• Given exercise
Each line of the material below that holds the word "Azerbaycan" needs to be copied.

***** Data rows *****

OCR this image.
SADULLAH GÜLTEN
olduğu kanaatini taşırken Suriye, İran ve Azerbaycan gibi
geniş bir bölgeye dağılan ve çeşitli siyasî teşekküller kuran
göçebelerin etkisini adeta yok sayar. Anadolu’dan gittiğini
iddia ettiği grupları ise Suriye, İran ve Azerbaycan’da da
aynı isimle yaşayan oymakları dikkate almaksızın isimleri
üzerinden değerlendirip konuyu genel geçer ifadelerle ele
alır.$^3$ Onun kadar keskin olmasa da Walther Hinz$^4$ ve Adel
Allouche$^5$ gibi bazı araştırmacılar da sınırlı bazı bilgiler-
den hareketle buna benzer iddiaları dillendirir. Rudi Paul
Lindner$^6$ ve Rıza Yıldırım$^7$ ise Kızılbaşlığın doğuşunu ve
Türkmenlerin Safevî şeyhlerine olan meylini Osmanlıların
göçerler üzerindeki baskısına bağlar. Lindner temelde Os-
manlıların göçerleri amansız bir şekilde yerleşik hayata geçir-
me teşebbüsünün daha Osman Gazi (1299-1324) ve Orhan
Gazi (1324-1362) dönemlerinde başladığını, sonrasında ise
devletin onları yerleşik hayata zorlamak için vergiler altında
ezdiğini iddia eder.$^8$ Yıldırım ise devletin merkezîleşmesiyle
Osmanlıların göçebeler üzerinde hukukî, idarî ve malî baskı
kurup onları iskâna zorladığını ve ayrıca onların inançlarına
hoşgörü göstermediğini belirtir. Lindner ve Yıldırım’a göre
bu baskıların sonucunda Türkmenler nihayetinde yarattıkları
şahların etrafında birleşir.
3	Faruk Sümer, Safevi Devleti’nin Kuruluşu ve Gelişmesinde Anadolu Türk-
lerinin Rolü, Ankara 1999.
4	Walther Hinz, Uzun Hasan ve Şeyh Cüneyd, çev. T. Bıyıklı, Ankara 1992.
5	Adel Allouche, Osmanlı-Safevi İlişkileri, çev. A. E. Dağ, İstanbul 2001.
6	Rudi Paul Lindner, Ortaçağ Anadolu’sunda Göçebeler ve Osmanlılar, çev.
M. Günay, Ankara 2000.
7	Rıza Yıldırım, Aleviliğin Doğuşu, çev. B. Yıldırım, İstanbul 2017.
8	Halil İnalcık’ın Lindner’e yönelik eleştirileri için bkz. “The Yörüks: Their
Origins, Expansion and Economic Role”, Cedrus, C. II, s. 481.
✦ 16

*****

• Completed exercise
olduğu kanaatini taşırken Suriye, İran ve Azerbaycan gibi
iddia ettiği grupları ise Suriye, İran ve Azerbaycan’da da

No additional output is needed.